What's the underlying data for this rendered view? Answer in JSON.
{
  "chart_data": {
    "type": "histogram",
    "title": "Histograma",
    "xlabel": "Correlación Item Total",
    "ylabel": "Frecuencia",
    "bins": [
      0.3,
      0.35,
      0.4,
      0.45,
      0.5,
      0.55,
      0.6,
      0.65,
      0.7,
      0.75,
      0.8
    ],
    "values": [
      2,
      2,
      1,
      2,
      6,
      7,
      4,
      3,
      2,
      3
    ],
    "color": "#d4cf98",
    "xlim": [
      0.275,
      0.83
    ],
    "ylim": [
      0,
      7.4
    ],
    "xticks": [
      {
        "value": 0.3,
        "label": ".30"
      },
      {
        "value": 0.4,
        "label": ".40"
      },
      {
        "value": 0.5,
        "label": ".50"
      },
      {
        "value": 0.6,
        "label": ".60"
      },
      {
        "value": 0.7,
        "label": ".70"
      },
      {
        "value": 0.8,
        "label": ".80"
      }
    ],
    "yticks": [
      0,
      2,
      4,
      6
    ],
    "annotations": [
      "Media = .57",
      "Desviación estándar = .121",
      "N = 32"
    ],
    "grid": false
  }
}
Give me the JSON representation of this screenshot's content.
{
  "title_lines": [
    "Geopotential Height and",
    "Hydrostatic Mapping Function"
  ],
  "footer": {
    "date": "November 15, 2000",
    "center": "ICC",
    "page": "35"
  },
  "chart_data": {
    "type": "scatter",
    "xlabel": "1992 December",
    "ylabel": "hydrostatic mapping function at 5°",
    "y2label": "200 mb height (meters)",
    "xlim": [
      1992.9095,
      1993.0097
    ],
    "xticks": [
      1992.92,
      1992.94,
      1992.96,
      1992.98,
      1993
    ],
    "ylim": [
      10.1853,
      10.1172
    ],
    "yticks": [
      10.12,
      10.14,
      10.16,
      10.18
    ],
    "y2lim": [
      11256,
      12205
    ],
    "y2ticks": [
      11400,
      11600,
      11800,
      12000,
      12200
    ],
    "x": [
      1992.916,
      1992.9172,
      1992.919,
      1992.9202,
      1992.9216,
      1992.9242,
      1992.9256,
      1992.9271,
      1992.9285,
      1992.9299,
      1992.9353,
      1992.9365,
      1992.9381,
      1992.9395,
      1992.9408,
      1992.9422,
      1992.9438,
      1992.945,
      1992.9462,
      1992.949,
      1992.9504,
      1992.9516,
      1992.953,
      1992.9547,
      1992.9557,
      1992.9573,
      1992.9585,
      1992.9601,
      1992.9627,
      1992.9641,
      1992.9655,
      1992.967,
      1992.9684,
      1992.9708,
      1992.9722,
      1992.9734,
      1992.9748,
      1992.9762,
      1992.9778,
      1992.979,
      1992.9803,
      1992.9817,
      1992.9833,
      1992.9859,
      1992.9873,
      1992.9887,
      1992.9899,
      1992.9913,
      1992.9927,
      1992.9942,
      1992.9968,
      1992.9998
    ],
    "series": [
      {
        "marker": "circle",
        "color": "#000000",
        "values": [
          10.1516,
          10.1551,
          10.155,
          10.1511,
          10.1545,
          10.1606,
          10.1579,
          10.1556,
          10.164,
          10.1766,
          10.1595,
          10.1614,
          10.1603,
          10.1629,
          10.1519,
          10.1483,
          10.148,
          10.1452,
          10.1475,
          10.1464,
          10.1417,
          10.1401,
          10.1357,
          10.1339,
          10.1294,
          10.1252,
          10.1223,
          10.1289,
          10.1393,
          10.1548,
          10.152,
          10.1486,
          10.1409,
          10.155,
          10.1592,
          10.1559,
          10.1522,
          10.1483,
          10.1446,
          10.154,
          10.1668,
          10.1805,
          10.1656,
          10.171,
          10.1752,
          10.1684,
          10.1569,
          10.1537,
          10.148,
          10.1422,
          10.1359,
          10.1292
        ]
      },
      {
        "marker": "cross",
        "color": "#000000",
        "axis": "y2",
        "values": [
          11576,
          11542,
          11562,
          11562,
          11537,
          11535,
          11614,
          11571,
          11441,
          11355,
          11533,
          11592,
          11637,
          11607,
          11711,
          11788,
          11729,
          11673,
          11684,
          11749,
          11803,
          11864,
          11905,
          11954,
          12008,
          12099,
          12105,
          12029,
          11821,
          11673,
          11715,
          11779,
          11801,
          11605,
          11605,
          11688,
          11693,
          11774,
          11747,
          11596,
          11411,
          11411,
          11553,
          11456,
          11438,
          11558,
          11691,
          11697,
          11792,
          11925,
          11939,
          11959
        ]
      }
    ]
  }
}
====
■ THE REQUEST
Repeat the entries exactly, all of them.

■ FULL OUTPUT
What's the underlying data for this rendered view? Answer in JSON.
{
  "chart_data": {
    "type": "histogram",
    "title": "Histograma",
    "xlabel": "Correlación Item Total",
    "ylabel": "Frecuencia",
    "bins": [
      0.3,
      0.35,
      0.4,
      0.45,
      0.5,
      0.55,
      0.6,
      0.65,
      0.7,
      0.75,
      0.8
    ],
    "values": [
      2,
      2,
      1,
      2,
      6,
      7,
      4,
      3,
      2,
      3
    ],
    "color": "#d4cf98",
    "xlim": [
      0.275,
      0.83
    ],
    "ylim": [
      0,
      7.4
    ],
    "xticks": [
      {
        "value": 0.3,
        "label": ".30"
      },
      {
        "value": 0.4,
        "label": ".40"
      },
      {
        "value": 0.5,
        "label": ".50"
      },
      {
        "value": 0.6,
        "label": ".60"
      },
      {
        "value": 0.7,
        "label": ".70"
      },
      {
        "value": 0.8,
        "label": ".80"
      }
    ],
    "yticks": [
      0,
      2,
      4,
      6
    ],
    "annotations": [
      "Media = .57",
      "Desviación estándar = .121",
      "N = 32"
    ],
    "grid": false
  }
}
Give me the JSON representation of this screenshot's content.
{
  "title_lines": [
    "Geopotential Height and",
    "Hydrostatic Mapping Function"
  ],
  "footer": {
    "date": "November 15, 2000",
    "center": "ICC",
    "page": "35"
  },
  "chart_data": {
    "type": "scatter",
    "xlabel": "1992 December",
    "ylabel": "hydrostatic mapping function at 5°",
    "y2label": "200 mb height (meters)",
    "xlim": [
      1992.9095,
      1993.0097
    ],
    "xticks": [
      1992.92,
      1992.94,
      1992.96,
      1992.98,
      1993
    ],
    "ylim": [
      10.1853,
      10.1172
    ],
    "yticks": [
      10.12,
      10.14,
      10.16,
      10.18
    ],
    "y2lim": [
      11256,
      12205
    ],
    "y2ticks": [
      11400,
      11600,
      11800,
      12000,
      12200
    ],
    "x": [
      1992.916,
      1992.9172,
      1992.919,
      1992.9202,
      1992.9216,
      1992.9242,
      1992.9256,
      1992.9271,
      1992.9285,
      1992.9299,
      1992.9353,
      1992.9365,
      1992.9381,
      1992.9395,
      1992.9408,
      1992.9422,
      1992.9438,
      1992.945,
      1992.9462,
      1992.949,
      1992.9504,
      1992.9516,
      1992.953,
      1992.9547,
      1992.9557,
      1992.9573,
      1992.9585,
      1992.9601,
      1992.9627,
      1992.9641,
      1992.9655,
      1992.967,
      1992.9684,
      1992.9708,
      1992.9722,
      1992.9734,
      1992.9748,
      1992.9762,
      1992.9778,
      1992.979,
      1992.9803,
      1992.9817,
      1992.9833,
      1992.9859,
      1992.9873,
      1992.9887,
      1992.9899,
      1992.9913,
      1992.9927,
      1992.9942,
      1992.9968,
      1992.9998
    ],
    "series": [
      {
        "marker": "circle",
        "color": "#000000",
        "values": [
          10.1516,
          10.1551,
          10.155,
          10.1511,
          10.1545,
          10.1606,
          10.1579,
          10.1556,
          10.164,
          10.1766,
          10.1595,
          10.1614,
          10.1603,
          10.1629,
          10.1519,
          10.1483,
          10.148,
          10.1452,
          10.1475,
          10.1464,
          10.1417,
          10.1401,
          10.1357,
          10.1339,
          10.1294,
          10.1252,
          10.1223,
          10.1289,
          10.1393,
          10.1548,
          10.152,
          10.1486,
          10.1409,
          10.155,
          10.1592,
          10.1559,
          10.1522,
          10.1483,
          10.1446,
          10.154,
          10.1668,
          10.1805,
          10.1656,
          10.171,
          10.1752,
          10.1684,
          10.1569,
          10.1537,
          10.148,
          10.1422,
          10.1359,
          10.1292
        ]
      },
      {
        "marker": "cross",
        "color": "#000000",
        "axis": "y2",
        "values": [
          11576,
          11542,
          11562,
          11562,
          11537,
          11535,
          11614,
          11571,
          11441,
          11355,
          11533,
          11592,
          11637,
          11607,
          11711,
          11788,
          11729,
          11673,
          11684,
          11749,
          11803,
          11864,
          11905,
          11954,
          12008,
          12099,
          12105,
          12029,
          11821,
          11673,
          11715,
          11779,
          11801,
          11605,
          11605,
          11688,
          11693,
          11774,
          11747,
          11596,
          11411,
          11411,
          11553,
          11456,
          11438,
          11558,
          11691,
          11697,
          11792,
          11925,
          11939,
          11959
        ]
      }
    ]
  }
}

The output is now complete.